::: Data to use :::

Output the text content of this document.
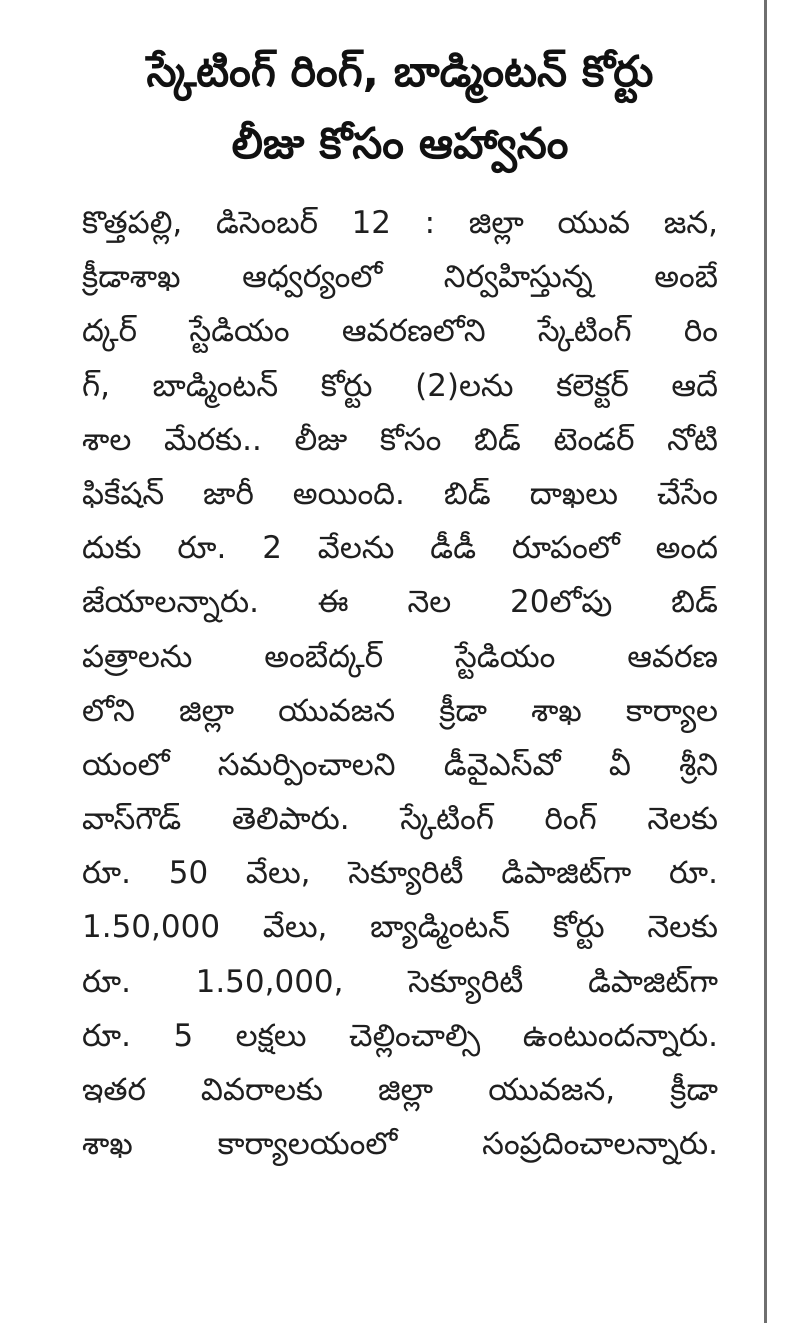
స్కేటింగ్ రింగ్, బాడ్మింటన్ కోర్టు
లీజు కోసం ఆహ్వానం
కొత్తపల్లి, డిసెంబర్ 12 : జిల్లా యువ జన,
క్రీడాశాఖ ఆధ్వర్యంలో నిర్వహిస్తున్న అంబే
ద్కర్ స్టేడియం ఆవరణలోని స్కేటింగ్ రిం
గ్, బాడ్మింటన్ కోర్టు (2)లను కలెక్టర్ ఆదే
శాల మేరకు.. లీజు కోసం బిడ్ టెండర్ నోటి
ఫికేషన్ జారీ అయింది. బిడ్ దాఖలు చేసేం
దుకు రూ. 2 వేలను డీడీ రూపంలో అంద
జేయాలన్నారు. ఈ నెల 20లోపు బిడ్
పత్రాలను అంబేద్కర్ స్టేడియం ఆవరణ
లోని జిల్లా యువజన క్రీడా శాఖ కార్యాల
యంలో సమర్పించాలని డీవైఎస్‌వో వీ శ్రీని
వాస్‌గౌడ్ తెలిపారు. స్కేటింగ్ రింగ్ నెలకు
రూ. 50 వేలు, సెక్యూరిటీ డిపాజిట్‌గా రూ.
1.50,000 వేలు, బ్యాడ్మింటన్ కోర్టు నెలకు
రూ. 1.50,000, సెక్యూరిటీ డిపాజిట్‌గా
రూ. 5 లక్షలు చెల్లించాల్సి ఉంటుందన్నారు.
ఇతర వివరాలకు జిల్లా యువజన, క్రీడా
శాఖ కార్యాలయంలో సంప్రదించాలన్నారు.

:::

Your copy should match the records word for word, with the pictures removed.

Output the text content of this document.
స్కేటింగ్ రింగ్, బాడ్మింటన్ కోర్టు
లీజు కోసం ఆహ్వానం
కొత్తపల్లి, డిసెంబర్ 12 : జిల్లా యువ జన,
క్రీడాశాఖ ఆధ్వర్యంలో నిర్వహిస్తున్న అంబే
ద్కర్ స్టేడియం ఆవరణలోని స్కేటింగ్ రిం
గ్, బాడ్మింటన్ కోర్టు (2)లను కలెక్టర్ ఆదే
శాల మేరకు.. లీజు కోసం బిడ్ టెండర్ నోటి
ఫికేషన్ జారీ అయింది. బిడ్ దాఖలు చేసేం
దుకు రూ. 2 వేలను డీడీ రూపంలో అంద
జేయాలన్నారు. ఈ నెల 20లోపు బిడ్
పత్రాలను అంబేద్కర్ స్టేడియం ఆవరణ
లోని జిల్లా యువజన క్రీడా శాఖ కార్యాల
యంలో సమర్పించాలని డీవైఎస్‌వో వీ శ్రీని
వాస్‌గౌడ్ తెలిపారు. స్కేటింగ్ రింగ్ నెలకు
రూ. 50 వేలు, సెక్యూరిటీ డిపాజిట్‌గా రూ.
1.50,000 వేలు, బ్యాడ్మింటన్ కోర్టు నెలకు
రూ. 1.50,000, సెక్యూరిటీ డిపాజిట్‌గా
రూ. 5 లక్షలు చెల్లించాల్సి ఉంటుందన్నారు.
ఇతర వివరాలకు జిల్లా యువజన, క్రీడా
శాఖ కార్యాలయంలో సంప్రదించాలన్నారు.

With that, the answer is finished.